▶ _Exercise directions_
Copy out all lines of the records in which the word "with" appears.
* Start *
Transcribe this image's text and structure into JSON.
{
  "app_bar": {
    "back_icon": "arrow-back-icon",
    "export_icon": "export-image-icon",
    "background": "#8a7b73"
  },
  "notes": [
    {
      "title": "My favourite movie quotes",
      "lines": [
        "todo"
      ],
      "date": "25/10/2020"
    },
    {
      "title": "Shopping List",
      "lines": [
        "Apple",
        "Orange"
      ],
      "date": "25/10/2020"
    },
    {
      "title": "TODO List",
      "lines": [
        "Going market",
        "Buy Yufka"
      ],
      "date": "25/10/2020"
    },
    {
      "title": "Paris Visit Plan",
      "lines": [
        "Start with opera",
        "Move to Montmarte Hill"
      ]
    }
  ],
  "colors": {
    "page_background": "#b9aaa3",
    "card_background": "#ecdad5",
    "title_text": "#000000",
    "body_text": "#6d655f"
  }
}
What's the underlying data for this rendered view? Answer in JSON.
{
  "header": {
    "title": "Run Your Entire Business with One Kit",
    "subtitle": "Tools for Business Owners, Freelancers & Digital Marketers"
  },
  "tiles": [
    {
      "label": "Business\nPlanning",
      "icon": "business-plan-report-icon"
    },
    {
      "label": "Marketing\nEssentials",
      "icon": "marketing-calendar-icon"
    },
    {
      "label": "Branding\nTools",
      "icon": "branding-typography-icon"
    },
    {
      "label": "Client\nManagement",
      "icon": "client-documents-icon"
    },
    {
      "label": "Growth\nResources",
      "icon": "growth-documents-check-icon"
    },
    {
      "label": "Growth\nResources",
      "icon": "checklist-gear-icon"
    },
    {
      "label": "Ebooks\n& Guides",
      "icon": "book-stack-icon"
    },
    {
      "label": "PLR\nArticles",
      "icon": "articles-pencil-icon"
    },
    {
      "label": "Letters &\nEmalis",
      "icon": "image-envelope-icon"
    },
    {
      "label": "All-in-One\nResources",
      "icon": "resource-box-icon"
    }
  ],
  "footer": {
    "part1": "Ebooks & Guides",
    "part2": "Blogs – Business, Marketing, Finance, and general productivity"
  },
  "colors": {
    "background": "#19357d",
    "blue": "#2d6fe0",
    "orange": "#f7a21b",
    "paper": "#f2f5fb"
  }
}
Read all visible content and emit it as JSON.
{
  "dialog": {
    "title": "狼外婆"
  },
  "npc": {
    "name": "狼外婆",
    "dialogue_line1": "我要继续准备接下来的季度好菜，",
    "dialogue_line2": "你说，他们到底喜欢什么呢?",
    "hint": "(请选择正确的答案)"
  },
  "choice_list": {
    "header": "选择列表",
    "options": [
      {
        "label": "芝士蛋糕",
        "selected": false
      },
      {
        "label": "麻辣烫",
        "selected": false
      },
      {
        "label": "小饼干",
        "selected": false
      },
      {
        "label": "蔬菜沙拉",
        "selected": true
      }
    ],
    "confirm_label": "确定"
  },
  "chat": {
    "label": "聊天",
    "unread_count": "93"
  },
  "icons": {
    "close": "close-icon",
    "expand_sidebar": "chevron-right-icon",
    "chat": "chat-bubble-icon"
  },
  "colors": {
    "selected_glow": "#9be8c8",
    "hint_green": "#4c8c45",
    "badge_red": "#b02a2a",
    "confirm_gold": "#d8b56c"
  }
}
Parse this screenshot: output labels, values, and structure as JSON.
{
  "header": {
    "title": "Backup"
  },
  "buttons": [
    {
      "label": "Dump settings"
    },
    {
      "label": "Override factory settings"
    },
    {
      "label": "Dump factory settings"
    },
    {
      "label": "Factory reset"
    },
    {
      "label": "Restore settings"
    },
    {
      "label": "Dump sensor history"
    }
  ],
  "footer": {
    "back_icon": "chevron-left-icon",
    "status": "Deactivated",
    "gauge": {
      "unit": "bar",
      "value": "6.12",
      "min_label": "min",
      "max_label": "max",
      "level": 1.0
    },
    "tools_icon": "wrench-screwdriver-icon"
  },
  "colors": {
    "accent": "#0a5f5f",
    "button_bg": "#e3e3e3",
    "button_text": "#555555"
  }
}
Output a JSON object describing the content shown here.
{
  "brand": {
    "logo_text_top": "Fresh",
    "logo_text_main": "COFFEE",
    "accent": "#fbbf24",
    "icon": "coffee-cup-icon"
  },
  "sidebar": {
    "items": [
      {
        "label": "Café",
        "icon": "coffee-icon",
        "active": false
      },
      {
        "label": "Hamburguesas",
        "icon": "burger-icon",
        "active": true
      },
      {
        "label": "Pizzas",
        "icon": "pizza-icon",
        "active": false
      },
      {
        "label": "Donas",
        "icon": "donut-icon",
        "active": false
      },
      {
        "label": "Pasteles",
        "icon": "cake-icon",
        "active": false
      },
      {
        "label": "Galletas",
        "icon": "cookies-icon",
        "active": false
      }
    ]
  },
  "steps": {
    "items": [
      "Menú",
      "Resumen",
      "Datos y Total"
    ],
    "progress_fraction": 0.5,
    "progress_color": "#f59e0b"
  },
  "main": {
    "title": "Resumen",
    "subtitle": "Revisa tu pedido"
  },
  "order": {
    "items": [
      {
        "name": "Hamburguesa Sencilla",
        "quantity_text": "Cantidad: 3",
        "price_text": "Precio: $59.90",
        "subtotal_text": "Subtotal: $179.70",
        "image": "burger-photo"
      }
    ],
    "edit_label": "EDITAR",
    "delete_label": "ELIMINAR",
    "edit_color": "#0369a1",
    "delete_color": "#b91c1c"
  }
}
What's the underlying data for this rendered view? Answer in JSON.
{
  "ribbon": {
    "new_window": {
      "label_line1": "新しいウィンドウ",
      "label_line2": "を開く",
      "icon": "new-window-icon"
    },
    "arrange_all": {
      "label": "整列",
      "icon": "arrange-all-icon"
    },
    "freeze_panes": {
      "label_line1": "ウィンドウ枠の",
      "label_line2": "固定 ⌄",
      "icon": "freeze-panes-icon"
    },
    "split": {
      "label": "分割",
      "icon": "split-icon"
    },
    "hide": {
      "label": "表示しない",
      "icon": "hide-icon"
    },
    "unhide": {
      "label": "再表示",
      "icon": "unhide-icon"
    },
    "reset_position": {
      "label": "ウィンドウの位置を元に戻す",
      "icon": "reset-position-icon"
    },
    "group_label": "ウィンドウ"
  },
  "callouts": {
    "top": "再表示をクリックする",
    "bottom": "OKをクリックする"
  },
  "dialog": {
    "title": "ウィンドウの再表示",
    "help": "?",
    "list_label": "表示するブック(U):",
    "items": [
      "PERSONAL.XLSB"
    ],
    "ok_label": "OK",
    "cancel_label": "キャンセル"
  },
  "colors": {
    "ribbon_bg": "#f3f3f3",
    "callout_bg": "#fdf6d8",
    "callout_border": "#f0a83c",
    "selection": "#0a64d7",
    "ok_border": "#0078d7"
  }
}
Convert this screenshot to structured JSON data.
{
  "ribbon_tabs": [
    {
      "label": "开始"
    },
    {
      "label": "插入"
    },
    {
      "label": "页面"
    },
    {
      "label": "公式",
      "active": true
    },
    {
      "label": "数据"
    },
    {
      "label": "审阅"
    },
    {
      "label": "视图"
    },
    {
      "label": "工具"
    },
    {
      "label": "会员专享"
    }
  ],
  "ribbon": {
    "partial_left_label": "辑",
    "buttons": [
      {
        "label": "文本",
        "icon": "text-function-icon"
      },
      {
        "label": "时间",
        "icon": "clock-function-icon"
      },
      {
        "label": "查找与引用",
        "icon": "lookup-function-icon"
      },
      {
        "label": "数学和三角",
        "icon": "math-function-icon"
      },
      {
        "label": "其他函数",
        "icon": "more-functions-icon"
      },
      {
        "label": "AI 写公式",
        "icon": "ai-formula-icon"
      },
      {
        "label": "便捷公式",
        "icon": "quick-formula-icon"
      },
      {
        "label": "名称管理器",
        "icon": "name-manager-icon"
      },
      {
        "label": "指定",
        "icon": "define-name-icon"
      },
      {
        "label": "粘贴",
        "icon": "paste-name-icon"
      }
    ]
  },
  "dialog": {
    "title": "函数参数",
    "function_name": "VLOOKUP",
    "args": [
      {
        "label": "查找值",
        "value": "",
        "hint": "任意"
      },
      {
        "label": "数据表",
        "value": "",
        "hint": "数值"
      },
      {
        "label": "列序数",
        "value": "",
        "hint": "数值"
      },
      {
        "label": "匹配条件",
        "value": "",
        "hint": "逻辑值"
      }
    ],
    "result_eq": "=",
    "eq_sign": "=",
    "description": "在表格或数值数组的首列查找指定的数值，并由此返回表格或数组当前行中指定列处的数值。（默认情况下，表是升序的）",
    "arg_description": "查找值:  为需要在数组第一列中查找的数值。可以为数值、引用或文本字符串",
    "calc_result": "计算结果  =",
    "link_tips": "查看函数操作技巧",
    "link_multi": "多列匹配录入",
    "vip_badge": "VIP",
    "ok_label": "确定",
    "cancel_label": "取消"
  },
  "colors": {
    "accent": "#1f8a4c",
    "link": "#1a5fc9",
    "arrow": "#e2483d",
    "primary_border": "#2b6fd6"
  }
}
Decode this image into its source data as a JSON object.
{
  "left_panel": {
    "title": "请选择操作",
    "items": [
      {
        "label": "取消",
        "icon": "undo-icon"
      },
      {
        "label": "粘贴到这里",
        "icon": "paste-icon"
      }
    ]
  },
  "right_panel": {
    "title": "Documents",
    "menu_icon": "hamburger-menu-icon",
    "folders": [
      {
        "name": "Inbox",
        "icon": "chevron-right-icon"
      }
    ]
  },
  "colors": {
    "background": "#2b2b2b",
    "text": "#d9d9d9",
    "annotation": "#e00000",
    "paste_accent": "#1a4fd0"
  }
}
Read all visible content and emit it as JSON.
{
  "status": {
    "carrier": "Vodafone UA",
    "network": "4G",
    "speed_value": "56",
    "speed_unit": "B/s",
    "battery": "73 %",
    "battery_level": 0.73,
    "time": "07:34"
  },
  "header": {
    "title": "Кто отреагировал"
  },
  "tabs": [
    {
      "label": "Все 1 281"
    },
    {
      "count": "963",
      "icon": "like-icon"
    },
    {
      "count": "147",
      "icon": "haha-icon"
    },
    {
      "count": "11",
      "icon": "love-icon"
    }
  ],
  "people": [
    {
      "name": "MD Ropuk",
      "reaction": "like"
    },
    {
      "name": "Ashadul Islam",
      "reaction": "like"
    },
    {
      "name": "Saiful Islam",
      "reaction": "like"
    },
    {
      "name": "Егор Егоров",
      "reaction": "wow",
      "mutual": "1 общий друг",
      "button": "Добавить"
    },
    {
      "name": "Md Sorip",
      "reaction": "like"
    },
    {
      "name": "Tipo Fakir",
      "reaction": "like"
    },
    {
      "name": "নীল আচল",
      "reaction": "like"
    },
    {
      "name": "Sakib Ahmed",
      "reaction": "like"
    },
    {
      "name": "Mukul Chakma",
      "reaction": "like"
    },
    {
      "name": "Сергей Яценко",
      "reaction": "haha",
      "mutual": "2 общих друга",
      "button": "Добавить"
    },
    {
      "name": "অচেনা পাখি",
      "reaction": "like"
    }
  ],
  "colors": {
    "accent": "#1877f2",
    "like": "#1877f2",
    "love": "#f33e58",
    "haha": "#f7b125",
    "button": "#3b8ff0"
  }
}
* End *
▶ _Solution to the problem_
        "Start with opera",
    "title": "Run Your Entire Business with One Kit",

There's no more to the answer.